> [Task brief]:
Every entry that follows needs to be repeated exactly.

> [Data entries]:
::::

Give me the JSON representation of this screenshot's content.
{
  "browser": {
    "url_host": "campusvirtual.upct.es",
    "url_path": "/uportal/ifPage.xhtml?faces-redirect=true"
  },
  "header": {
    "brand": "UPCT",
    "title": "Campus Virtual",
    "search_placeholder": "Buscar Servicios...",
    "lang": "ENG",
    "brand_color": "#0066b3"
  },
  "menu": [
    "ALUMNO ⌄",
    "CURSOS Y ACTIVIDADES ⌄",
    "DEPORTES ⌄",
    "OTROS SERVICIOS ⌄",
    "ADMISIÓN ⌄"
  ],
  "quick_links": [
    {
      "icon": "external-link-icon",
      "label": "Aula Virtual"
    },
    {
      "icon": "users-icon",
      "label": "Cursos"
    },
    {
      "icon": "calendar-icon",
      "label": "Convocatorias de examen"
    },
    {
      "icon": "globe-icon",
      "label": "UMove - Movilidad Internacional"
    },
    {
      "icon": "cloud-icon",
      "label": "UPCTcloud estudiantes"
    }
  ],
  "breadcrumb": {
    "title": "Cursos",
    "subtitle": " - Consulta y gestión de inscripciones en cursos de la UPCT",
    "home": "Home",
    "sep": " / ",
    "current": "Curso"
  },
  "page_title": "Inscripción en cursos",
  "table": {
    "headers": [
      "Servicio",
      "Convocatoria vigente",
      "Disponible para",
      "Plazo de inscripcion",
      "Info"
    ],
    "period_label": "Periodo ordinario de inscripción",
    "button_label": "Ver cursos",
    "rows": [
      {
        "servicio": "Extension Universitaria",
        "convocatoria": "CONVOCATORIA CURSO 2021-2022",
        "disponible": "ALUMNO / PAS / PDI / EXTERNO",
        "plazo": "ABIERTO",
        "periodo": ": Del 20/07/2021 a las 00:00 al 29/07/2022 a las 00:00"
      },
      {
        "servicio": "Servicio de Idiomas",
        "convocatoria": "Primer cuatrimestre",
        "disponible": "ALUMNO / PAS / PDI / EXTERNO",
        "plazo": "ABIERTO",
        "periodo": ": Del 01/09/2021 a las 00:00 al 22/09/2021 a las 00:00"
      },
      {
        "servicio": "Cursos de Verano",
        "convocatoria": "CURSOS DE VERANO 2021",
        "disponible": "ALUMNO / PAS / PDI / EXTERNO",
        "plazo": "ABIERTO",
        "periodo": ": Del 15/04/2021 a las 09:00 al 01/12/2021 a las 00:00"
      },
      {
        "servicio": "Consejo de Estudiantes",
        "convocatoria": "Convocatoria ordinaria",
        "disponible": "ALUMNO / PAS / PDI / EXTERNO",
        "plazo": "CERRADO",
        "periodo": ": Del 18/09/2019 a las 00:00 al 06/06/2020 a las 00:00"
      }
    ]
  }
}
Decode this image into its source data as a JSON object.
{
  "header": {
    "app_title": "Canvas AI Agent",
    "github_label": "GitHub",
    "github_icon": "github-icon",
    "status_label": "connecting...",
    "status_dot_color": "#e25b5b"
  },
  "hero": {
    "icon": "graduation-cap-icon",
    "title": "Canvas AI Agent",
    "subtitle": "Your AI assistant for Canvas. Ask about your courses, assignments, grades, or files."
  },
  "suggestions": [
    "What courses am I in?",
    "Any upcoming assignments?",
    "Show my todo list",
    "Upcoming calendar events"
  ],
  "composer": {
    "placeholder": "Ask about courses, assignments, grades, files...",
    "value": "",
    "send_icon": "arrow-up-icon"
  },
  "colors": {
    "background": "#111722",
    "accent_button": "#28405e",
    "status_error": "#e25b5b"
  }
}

::::

> [Exercise solution]:
Give me the JSON representation of this screenshot's content.
{
  "browser": {
    "url_host": "campusvirtual.upct.es",
    "url_path": "/uportal/ifPage.xhtml?faces-redirect=true"
  },
  "header": {
    "brand": "UPCT",
    "title": "Campus Virtual",
    "search_placeholder": "Buscar Servicios...",
    "lang": "ENG",
    "brand_color": "#0066b3"
  },
  "menu": [
    "ALUMNO ⌄",
    "CURSOS Y ACTIVIDADES ⌄",
    "DEPORTES ⌄",
    "OTROS SERVICIOS ⌄",
    "ADMISIÓN ⌄"
  ],
  "quick_links": [
    {
      "icon": "external-link-icon",
      "label": "Aula Virtual"
    },
    {
      "icon": "users-icon",
      "label": "Cursos"
    },
    {
      "icon": "calendar-icon",
      "label": "Convocatorias de examen"
    },
    {
      "icon": "globe-icon",
      "label": "UMove - Movilidad Internacional"
    },
    {
      "icon": "cloud-icon",
      "label": "UPCTcloud estudiantes"
    }
  ],
  "breadcrumb": {
    "title": "Cursos",
    "subtitle": " - Consulta y gestión de inscripciones en cursos de la UPCT",
    "home": "Home",
    "sep": " / ",
    "current": "Curso"
  },
  "page_title": "Inscripción en cursos",
  "table": {
    "headers": [
      "Servicio",
      "Convocatoria vigente",
      "Disponible para",
      "Plazo de inscripcion",
      "Info"
    ],
    "period_label": "Periodo ordinario de inscripción",
    "button_label": "Ver cursos",
    "rows": [
      {
        "servicio": "Extension Universitaria",
        "convocatoria": "CONVOCATORIA CURSO 2021-2022",
        "disponible": "ALUMNO / PAS / PDI / EXTERNO",
        "plazo": "ABIERTO",
        "periodo": ": Del 20/07/2021 a las 00:00 al 29/07/2022 a las 00:00"
      },
      {
        "servicio": "Servicio de Idiomas",
        "convocatoria": "Primer cuatrimestre",
        "disponible": "ALUMNO / PAS / PDI / EXTERNO",
        "plazo": "ABIERTO",
        "periodo": ": Del 01/09/2021 a las 00:00 al 22/09/2021 a las 00:00"
      },
      {
        "servicio": "Cursos de Verano",
        "convocatoria": "CURSOS DE VERANO 2021",
        "disponible": "ALUMNO / PAS / PDI / EXTERNO",
        "plazo": "ABIERTO",
        "periodo": ": Del 15/04/2021 a las 09:00 al 01/12/2021 a las 00:00"
      },
      {
        "servicio": "Consejo de Estudiantes",
        "convocatoria": "Convocatoria ordinaria",
        "disponible": "ALUMNO / PAS / PDI / EXTERNO",
        "plazo": "CERRADO",
        "periodo": ": Del 18/09/2019 a las 00:00 al 06/06/2020 a las 00:00"
      }
    ]
  }
}
Decode this image into its source data as a JSON object.
{
  "header": {
    "app_title": "Canvas AI Agent",
    "github_label": "GitHub",
    "github_icon": "github-icon",
    "status_label": "connecting...",
    "status_dot_color": "#e25b5b"
  },
  "hero": {
    "icon": "graduation-cap-icon",
    "title": "Canvas AI Agent",
    "subtitle": "Your AI assistant for Canvas. Ask about your courses, assignments, grades, or files."
  },
  "suggestions": [
    "What courses am I in?",
    "Any upcoming assignments?",
    "Show my todo list",
    "Upcoming calendar events"
  ],
  "composer": {
    "placeholder": "Ask about courses, assignments, grades, files...",
    "value": "",
    "send_icon": "arrow-up-icon"
  },
  "colors": {
    "background": "#111722",
    "accent_button": "#28405e",
    "status_error": "#e25b5b"
  }
}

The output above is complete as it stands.